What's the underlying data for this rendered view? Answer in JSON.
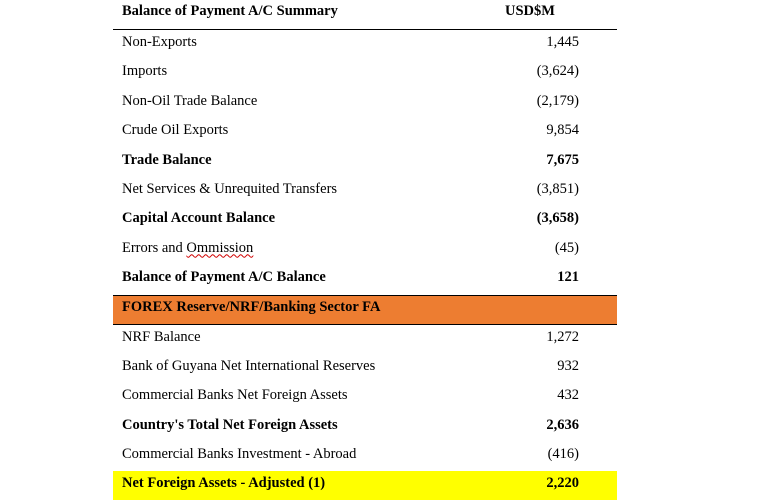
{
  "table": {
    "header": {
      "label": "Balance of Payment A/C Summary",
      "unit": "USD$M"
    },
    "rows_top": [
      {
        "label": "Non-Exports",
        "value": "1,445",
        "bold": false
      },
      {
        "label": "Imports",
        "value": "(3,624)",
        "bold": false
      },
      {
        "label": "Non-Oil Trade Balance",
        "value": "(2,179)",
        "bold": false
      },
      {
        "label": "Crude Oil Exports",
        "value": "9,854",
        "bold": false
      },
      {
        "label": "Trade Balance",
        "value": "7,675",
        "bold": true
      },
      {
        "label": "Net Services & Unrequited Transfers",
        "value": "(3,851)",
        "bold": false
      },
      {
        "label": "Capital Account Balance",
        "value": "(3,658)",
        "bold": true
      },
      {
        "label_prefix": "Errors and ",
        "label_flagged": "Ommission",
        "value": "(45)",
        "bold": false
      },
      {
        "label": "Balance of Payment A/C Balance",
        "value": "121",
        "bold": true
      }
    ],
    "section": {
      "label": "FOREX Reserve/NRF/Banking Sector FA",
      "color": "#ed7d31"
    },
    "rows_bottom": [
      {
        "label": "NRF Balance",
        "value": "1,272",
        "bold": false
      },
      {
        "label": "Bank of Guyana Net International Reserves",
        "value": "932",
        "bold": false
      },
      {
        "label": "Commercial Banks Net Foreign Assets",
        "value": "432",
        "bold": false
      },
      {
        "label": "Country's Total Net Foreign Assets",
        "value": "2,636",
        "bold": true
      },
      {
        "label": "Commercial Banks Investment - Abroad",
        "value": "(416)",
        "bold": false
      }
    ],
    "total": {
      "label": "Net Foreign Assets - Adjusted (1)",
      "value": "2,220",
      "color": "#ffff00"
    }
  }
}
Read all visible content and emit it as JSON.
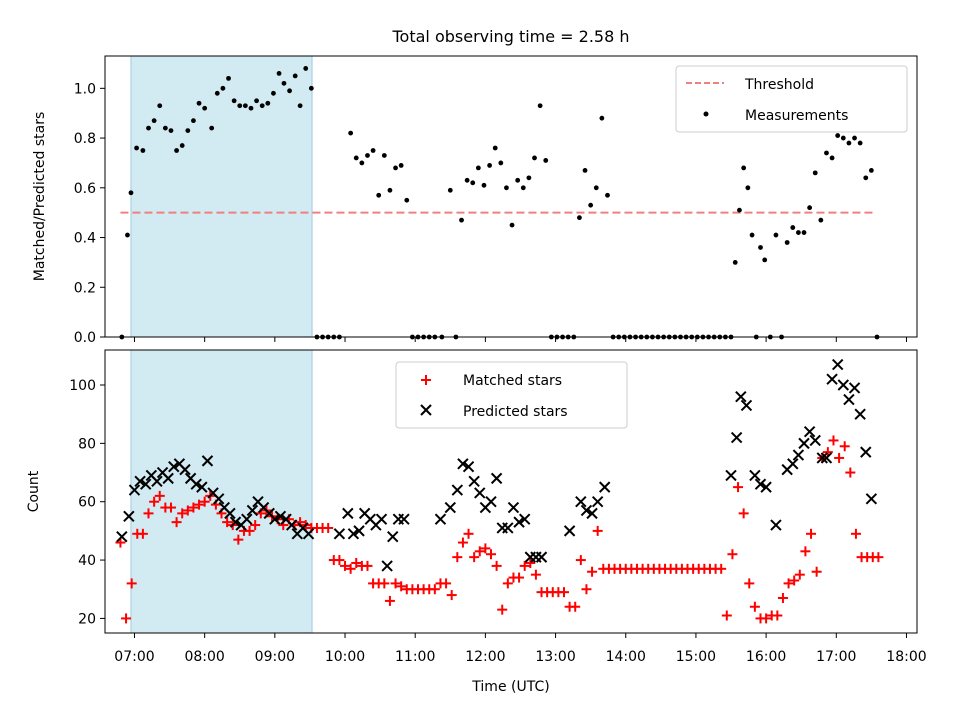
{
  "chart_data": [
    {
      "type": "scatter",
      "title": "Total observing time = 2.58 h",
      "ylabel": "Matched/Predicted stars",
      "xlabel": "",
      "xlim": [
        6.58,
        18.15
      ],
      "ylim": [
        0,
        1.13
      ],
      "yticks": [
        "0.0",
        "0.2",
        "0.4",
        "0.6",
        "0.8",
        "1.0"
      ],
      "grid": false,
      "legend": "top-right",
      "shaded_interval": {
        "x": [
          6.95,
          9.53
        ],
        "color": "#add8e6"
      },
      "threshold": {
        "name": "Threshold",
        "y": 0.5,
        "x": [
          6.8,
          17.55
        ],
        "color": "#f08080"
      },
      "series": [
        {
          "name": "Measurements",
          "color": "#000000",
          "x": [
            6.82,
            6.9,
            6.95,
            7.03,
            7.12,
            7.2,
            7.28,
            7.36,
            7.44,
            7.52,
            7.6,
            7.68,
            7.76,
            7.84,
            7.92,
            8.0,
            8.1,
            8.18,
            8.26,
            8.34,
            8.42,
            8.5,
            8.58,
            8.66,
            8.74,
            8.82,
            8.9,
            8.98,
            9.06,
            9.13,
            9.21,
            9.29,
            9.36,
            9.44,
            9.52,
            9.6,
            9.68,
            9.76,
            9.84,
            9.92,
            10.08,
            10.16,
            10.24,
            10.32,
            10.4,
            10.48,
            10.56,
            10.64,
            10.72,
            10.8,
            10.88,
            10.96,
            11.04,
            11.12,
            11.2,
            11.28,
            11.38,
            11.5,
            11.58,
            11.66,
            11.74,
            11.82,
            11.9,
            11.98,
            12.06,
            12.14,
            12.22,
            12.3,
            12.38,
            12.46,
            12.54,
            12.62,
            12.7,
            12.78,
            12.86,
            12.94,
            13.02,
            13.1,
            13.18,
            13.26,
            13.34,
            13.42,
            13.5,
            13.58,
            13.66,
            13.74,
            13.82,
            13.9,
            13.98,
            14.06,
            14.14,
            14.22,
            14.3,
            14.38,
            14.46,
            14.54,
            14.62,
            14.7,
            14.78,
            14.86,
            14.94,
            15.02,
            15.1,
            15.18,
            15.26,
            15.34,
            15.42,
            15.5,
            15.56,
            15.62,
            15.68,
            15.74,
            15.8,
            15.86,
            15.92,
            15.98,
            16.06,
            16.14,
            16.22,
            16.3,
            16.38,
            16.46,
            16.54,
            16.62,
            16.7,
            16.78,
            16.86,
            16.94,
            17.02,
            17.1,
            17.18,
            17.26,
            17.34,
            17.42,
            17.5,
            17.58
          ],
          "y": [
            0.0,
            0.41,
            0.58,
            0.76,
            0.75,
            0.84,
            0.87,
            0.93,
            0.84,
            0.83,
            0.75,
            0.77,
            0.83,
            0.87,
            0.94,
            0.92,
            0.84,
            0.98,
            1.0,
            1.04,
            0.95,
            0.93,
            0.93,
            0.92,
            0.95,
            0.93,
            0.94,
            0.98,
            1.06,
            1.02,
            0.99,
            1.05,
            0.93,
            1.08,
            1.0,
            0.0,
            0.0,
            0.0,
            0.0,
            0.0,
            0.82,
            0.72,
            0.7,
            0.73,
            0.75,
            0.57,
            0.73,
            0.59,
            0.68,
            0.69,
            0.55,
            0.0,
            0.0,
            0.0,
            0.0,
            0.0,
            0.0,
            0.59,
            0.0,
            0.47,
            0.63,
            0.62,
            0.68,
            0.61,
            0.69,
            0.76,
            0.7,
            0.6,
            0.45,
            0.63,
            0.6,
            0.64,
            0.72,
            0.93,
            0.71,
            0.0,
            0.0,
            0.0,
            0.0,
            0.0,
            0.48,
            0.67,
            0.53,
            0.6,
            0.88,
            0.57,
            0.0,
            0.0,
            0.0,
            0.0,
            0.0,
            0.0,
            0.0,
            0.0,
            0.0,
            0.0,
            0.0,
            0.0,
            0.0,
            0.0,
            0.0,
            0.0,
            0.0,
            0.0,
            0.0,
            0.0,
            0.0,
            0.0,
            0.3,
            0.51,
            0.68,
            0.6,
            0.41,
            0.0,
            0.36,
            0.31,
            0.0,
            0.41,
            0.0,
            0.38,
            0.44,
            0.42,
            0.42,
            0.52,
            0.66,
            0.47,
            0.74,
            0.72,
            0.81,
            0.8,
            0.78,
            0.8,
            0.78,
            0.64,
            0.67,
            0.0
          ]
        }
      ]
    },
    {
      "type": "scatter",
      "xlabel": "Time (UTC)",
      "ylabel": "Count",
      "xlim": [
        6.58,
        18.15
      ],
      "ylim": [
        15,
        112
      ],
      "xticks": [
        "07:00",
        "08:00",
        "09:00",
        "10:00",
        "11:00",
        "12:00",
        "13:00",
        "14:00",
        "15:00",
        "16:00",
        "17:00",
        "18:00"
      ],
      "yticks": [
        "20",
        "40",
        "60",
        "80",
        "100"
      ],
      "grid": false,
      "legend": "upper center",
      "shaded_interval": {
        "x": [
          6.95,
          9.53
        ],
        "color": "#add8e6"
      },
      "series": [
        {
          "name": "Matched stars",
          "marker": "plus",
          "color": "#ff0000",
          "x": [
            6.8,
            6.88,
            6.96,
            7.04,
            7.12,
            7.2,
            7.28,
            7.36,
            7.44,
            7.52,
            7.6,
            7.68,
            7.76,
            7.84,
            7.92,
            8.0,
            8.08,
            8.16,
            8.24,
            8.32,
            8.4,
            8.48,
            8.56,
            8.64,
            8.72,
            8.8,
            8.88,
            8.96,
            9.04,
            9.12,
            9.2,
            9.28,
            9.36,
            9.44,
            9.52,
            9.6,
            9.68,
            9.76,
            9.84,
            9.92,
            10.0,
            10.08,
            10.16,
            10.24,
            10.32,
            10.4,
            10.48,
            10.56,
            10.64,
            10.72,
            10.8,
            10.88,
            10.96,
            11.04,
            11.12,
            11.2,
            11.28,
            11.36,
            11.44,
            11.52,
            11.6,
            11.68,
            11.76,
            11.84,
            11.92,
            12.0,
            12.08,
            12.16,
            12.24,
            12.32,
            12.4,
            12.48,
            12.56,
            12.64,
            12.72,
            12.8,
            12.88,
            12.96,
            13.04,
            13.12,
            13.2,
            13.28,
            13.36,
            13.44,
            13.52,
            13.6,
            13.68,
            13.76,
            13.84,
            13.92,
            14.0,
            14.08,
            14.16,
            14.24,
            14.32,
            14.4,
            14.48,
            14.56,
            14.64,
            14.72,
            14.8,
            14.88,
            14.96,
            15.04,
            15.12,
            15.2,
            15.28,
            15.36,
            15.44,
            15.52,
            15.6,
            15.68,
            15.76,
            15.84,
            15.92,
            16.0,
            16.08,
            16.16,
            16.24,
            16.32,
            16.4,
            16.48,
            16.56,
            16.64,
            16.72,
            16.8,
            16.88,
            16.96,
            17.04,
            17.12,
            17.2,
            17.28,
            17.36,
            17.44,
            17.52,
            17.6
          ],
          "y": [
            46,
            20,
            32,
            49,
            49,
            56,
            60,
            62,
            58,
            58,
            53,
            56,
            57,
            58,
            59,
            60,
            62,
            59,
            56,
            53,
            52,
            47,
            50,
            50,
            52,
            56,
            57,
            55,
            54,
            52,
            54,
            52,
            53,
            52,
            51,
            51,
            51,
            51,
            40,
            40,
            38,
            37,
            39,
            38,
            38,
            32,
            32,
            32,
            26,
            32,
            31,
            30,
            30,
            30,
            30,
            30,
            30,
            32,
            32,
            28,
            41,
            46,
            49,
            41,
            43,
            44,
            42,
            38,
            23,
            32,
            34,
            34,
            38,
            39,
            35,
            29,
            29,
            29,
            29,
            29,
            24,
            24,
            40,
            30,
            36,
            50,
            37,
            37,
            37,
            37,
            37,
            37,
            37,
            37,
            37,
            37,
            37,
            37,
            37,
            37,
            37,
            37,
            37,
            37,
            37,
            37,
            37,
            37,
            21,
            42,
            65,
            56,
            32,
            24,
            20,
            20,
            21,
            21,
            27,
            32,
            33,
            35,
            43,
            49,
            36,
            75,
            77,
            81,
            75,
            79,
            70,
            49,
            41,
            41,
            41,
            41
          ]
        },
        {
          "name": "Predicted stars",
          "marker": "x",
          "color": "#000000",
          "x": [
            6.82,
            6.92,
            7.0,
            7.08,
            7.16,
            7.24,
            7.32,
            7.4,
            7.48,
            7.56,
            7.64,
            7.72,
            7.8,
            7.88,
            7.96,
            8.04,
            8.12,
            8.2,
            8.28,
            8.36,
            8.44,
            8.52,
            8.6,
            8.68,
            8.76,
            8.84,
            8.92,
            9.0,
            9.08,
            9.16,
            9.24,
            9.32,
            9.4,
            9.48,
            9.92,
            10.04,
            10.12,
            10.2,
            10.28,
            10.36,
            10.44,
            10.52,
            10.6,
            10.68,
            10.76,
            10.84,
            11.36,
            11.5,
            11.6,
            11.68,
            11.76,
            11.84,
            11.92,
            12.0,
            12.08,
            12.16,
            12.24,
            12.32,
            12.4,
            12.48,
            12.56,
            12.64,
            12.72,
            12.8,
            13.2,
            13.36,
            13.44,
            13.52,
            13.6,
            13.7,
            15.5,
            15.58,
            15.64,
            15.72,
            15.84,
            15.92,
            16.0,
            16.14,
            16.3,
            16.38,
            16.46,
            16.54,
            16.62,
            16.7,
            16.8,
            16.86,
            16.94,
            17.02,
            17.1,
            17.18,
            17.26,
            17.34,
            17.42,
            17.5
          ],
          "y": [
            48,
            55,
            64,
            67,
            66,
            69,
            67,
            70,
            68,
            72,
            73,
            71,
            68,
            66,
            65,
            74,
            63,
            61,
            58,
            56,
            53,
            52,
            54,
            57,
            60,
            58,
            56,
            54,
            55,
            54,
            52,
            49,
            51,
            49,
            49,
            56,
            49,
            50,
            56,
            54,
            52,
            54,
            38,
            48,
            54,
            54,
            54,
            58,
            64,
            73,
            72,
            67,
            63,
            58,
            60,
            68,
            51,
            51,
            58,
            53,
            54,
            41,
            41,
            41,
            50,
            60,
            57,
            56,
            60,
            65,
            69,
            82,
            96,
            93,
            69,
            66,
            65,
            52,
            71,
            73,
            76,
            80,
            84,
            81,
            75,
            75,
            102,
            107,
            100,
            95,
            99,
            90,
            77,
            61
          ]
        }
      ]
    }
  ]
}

• • • • •

* _Given instruction_
Check every line for "Payment" and show the ones that have it.

* _Output of the exercise_
      "label": "Balance of Payment A/C Summary",
        "label": "Balance of Payment A/C Balance",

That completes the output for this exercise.